-- Begin Data supplied --
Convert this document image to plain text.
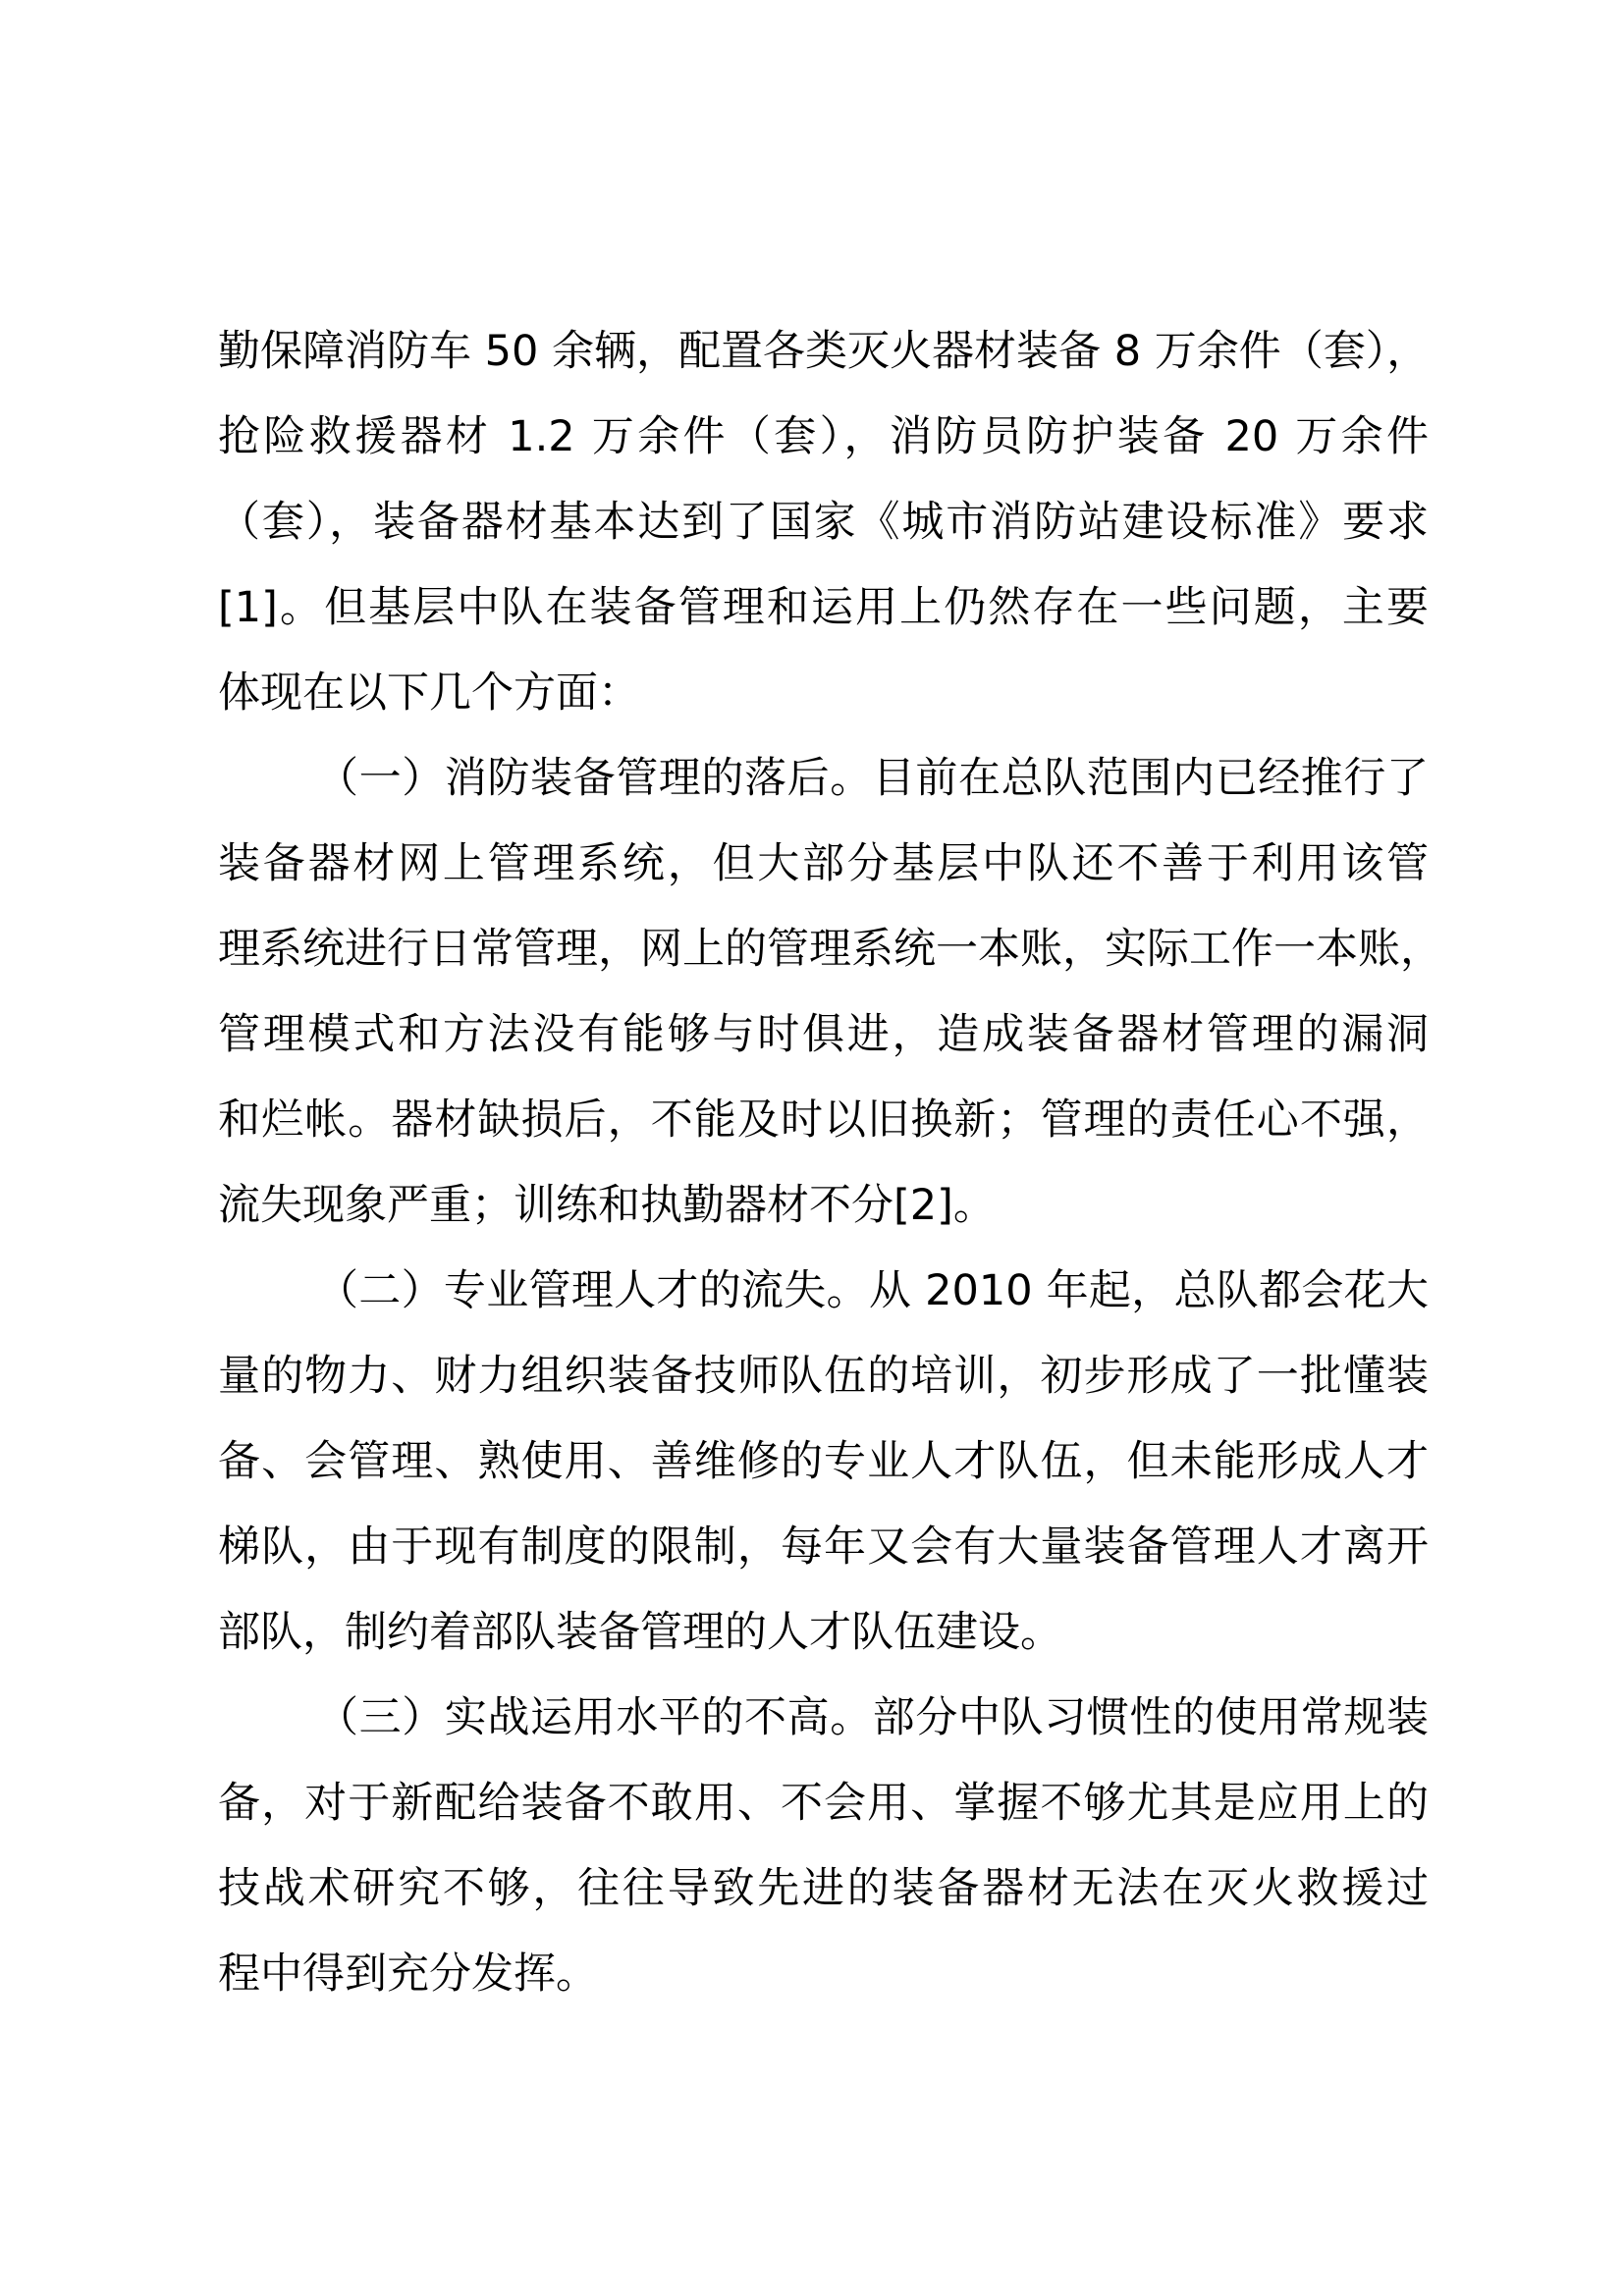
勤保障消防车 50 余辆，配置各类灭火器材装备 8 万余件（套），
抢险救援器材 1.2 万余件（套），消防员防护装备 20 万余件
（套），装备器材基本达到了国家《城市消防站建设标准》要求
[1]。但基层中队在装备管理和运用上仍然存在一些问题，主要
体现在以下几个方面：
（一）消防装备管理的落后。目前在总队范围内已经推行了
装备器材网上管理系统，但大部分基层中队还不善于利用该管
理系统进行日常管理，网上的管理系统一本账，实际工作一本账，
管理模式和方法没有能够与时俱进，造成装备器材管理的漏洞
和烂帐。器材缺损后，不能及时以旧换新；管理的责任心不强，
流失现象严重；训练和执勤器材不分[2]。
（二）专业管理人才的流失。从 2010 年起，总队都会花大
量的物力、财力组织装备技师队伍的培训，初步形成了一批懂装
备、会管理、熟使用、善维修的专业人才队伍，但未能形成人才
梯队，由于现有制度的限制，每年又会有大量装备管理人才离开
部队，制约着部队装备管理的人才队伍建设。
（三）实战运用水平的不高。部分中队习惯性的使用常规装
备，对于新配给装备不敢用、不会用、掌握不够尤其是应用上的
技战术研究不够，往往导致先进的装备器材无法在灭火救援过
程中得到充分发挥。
-- End Data supplied --
-- Begin Data supplied --
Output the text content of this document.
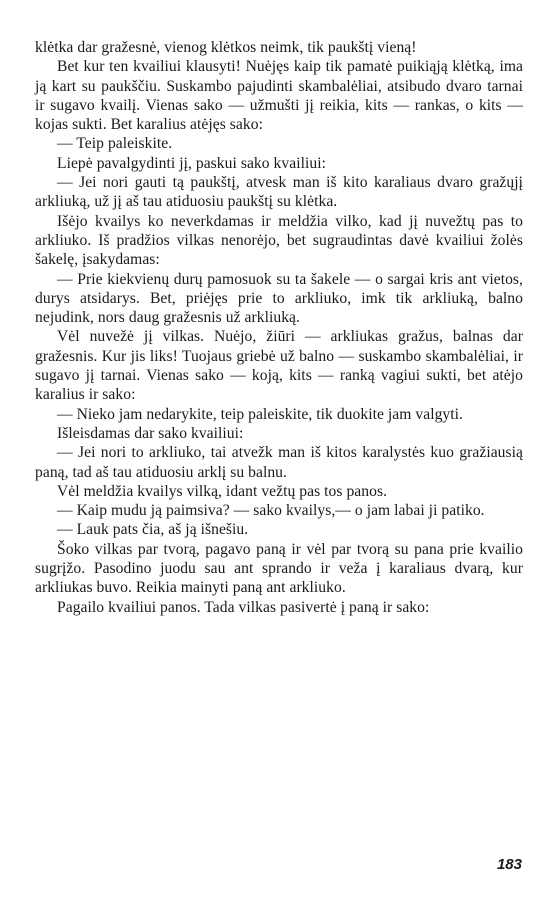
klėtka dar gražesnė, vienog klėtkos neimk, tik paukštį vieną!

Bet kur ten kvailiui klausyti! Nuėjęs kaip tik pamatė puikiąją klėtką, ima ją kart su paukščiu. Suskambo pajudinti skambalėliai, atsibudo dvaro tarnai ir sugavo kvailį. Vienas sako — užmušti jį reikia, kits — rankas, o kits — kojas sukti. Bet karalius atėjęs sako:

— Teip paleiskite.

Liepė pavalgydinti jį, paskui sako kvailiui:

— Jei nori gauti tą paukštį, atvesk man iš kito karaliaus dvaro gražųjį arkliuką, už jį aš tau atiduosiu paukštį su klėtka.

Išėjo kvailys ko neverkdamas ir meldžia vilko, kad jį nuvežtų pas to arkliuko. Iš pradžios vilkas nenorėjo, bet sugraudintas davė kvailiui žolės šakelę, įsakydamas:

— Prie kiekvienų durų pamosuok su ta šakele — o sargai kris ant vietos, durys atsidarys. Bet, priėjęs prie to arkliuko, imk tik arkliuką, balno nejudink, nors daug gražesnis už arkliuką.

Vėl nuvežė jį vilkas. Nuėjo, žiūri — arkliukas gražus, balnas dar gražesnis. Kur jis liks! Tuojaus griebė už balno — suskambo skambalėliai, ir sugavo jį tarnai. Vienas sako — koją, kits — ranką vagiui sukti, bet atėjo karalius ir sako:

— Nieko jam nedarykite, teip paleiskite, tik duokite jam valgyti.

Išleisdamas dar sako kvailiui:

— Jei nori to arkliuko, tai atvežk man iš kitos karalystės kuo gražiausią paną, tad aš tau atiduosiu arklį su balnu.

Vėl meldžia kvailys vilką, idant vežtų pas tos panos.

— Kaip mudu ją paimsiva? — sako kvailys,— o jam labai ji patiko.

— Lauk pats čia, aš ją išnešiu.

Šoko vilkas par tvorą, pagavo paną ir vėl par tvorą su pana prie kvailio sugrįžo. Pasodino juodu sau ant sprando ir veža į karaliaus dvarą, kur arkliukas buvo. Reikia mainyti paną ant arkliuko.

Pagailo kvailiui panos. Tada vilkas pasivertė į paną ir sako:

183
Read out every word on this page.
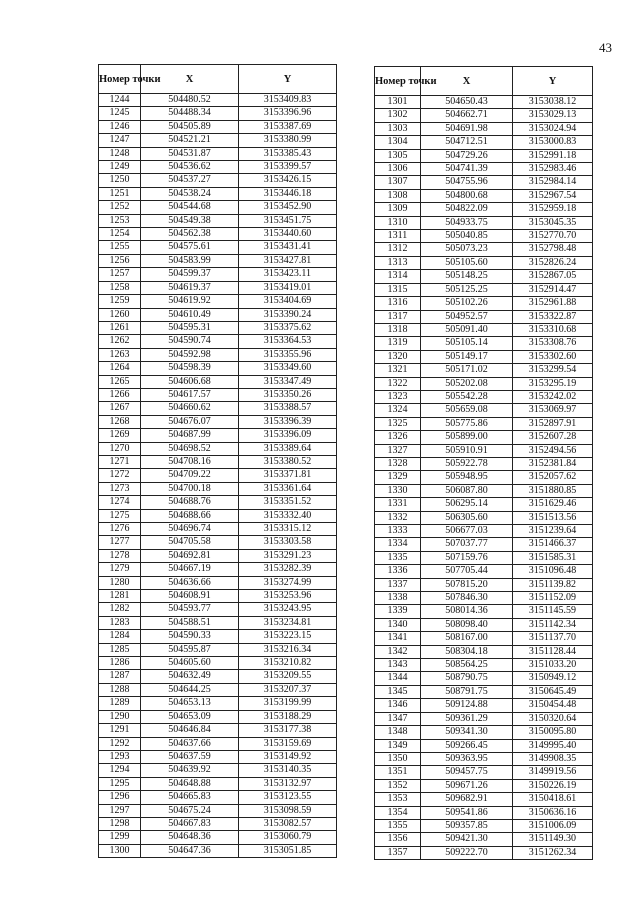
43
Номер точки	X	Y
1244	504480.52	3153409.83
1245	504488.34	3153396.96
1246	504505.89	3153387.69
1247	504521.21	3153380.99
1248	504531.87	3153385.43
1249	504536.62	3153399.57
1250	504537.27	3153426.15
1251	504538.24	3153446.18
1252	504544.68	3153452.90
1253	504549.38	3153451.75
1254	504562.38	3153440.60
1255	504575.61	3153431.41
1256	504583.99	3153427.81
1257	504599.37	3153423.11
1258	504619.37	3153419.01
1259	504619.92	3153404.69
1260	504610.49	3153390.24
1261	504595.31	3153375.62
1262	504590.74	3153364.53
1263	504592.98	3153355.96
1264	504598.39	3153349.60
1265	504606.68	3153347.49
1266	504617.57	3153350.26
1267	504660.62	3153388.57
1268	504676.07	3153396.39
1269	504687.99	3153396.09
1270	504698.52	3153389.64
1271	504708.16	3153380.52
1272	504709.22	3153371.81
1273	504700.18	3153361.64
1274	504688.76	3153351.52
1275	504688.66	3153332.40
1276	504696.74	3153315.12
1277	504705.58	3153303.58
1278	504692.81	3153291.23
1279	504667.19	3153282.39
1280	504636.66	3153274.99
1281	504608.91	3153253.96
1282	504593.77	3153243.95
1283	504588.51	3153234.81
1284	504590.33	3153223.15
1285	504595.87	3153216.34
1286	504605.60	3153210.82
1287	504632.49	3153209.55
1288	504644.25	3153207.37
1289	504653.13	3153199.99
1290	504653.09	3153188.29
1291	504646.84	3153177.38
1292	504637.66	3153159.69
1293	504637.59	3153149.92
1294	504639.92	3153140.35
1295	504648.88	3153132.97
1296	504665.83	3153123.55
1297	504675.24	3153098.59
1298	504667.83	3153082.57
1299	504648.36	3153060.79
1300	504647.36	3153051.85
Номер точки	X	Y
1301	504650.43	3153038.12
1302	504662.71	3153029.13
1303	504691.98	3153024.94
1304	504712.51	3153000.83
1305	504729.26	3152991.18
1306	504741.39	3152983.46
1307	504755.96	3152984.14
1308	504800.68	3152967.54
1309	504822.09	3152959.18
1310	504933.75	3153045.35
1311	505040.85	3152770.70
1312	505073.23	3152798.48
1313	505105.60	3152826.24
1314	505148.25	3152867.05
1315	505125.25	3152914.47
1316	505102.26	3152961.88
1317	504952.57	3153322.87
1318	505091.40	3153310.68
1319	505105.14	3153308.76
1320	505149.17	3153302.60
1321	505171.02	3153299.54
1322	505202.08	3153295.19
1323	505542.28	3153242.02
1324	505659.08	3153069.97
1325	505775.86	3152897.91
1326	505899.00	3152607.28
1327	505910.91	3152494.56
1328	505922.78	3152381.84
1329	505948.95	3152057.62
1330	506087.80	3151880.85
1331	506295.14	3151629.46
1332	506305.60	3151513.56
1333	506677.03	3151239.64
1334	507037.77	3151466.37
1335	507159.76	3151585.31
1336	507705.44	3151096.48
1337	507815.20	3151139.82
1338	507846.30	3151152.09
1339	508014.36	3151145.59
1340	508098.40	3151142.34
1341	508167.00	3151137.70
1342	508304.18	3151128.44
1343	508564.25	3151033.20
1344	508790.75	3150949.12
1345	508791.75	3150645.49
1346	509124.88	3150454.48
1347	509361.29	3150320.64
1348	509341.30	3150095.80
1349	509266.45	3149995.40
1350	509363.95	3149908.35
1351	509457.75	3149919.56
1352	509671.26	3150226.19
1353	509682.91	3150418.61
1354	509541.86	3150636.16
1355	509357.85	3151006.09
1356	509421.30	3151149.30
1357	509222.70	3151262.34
-- End Data supplied --
• **Exercise requirements**: Give only the number of lines in the data that hold the word "nori".

• **Solution to the problem**: 2